**Task data**

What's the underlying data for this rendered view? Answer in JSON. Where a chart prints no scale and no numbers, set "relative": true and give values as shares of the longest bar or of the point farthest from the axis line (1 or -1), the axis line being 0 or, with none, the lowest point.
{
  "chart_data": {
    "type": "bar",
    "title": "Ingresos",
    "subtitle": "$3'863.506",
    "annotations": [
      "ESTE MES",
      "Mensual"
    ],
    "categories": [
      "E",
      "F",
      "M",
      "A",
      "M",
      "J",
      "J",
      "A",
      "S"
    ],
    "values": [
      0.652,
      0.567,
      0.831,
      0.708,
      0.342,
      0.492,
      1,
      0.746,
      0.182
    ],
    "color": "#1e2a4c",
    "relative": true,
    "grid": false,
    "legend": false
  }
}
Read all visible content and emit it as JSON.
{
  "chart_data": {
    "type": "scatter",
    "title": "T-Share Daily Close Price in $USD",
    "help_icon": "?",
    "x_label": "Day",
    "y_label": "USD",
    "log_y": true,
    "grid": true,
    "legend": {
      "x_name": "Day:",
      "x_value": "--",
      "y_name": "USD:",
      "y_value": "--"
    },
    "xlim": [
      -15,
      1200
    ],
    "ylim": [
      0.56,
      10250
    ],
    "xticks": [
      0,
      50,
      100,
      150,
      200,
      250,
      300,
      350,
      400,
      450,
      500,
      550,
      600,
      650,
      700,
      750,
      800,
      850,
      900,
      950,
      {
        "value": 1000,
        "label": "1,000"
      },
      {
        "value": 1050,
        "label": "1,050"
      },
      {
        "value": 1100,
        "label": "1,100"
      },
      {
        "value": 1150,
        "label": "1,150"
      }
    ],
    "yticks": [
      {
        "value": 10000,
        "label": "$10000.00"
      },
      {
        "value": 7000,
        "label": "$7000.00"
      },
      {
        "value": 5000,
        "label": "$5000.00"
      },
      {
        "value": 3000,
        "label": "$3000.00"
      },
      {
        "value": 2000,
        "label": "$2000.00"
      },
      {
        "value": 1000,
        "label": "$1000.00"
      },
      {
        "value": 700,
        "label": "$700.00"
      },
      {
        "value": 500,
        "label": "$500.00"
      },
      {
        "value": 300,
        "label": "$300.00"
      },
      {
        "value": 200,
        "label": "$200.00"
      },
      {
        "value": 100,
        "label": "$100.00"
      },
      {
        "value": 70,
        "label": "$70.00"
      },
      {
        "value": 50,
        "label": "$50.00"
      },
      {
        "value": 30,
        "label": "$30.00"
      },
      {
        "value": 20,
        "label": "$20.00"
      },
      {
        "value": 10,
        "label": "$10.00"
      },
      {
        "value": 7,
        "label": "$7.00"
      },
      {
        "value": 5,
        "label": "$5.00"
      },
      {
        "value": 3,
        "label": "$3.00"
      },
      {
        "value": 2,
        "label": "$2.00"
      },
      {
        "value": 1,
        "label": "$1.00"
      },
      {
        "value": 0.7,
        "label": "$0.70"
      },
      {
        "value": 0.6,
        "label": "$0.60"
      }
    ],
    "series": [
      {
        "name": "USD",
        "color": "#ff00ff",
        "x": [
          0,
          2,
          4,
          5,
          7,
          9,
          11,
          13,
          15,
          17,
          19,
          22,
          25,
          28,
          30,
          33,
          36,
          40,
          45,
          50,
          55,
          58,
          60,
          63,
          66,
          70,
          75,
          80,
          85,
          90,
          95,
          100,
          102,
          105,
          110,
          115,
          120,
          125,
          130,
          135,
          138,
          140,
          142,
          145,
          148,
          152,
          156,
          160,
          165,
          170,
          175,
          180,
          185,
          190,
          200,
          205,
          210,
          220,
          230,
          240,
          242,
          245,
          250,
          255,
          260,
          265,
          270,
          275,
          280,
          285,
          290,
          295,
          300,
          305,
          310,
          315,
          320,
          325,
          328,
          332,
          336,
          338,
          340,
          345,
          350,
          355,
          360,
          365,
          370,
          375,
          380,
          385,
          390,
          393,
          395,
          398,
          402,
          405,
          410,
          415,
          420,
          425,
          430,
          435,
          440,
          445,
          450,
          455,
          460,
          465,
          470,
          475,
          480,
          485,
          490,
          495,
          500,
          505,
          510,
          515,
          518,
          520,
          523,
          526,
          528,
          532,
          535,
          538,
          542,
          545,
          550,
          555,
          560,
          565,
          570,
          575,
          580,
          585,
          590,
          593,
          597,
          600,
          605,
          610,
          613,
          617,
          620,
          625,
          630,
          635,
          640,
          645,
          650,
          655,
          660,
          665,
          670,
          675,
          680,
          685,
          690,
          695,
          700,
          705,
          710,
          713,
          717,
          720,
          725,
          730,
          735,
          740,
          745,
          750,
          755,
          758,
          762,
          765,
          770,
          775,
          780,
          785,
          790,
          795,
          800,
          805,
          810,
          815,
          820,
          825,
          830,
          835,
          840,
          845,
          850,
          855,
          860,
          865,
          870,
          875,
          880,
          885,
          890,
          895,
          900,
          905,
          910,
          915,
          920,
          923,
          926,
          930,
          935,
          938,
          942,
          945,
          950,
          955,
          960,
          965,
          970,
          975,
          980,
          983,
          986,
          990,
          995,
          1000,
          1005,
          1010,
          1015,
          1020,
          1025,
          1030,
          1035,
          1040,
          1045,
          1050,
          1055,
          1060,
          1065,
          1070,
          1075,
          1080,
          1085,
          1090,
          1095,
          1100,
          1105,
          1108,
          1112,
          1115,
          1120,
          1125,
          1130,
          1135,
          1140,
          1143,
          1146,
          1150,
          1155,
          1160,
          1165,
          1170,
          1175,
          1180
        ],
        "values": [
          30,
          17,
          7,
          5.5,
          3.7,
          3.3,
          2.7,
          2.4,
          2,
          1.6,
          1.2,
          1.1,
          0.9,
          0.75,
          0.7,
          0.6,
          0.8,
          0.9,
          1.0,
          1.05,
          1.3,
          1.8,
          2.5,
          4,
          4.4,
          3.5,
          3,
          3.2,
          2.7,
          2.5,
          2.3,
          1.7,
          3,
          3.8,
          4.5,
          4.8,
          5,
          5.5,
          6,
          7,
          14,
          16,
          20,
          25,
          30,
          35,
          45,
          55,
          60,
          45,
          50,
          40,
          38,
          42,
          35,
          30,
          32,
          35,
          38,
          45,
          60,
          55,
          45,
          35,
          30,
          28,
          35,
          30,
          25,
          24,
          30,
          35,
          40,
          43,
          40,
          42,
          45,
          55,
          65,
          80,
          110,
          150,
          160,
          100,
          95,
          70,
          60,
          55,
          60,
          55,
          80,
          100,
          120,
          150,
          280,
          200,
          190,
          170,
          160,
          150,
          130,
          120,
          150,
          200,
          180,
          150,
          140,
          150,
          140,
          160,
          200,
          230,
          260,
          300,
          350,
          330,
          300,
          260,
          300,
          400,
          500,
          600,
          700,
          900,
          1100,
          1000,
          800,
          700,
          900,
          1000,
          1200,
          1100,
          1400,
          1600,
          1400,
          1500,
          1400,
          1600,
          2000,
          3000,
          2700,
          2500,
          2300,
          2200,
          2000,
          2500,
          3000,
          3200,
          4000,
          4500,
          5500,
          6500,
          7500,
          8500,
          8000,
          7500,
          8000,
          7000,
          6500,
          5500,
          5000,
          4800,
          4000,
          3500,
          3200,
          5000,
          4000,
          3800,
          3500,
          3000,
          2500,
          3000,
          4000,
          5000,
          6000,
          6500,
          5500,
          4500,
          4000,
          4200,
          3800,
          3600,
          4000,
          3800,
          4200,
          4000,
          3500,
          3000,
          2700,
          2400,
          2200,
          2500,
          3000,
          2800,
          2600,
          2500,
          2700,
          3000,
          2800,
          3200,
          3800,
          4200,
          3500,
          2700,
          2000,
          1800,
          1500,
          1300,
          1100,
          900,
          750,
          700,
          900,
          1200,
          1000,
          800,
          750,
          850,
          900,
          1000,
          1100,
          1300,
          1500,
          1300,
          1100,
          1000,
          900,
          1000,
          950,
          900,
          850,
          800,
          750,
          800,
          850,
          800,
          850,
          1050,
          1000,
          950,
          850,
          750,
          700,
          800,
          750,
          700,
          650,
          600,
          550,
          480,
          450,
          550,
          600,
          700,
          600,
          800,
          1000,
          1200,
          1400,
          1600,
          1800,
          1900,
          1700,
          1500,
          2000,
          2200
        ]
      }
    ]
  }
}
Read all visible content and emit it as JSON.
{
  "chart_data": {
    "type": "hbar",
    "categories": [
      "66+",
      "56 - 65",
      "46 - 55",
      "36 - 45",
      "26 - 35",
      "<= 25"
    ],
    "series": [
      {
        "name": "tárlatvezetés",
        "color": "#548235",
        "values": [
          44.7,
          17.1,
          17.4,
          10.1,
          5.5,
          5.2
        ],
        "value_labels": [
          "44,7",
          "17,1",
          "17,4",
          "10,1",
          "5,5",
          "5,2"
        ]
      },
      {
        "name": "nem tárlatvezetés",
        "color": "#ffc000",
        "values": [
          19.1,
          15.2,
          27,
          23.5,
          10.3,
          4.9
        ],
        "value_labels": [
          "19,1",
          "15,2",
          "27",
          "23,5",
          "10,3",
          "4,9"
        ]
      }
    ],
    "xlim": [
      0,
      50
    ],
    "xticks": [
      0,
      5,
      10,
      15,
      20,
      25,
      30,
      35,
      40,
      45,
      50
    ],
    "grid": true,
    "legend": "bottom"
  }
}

**Task goal**
List every line above containing the word "true".

**Expected output**
What's the underlying data for this rendered view? Answer in JSON. Where a chart prints no scale and no numbers, set "relative": true and give values as shares of the longest bar or of the point farthest from the axis line (1 or -1), the axis line being 0 or, with none, the lowest point.
    "relative": true,
    "log_y": true,
    "grid": true,
    "grid": true,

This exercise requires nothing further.